* START Listed records *

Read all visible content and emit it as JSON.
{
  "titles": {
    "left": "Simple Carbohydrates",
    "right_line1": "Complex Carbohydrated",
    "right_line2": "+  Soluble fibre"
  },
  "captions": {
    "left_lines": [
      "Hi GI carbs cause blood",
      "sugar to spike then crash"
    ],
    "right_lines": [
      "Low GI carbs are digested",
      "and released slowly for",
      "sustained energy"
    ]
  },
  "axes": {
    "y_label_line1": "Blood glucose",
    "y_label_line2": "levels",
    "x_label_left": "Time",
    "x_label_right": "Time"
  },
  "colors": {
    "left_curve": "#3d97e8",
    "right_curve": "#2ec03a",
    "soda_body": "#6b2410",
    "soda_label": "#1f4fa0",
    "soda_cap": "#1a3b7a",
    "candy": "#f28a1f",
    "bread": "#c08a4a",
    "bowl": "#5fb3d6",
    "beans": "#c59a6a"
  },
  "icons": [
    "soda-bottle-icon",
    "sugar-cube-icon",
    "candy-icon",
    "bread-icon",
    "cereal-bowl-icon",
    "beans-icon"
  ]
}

* END Listed records *

Stated task -
Take each line of the material that contains the word "sugar" and list it.

In response -
      "sugar to spike then crash"
    "sugar-cube-icon",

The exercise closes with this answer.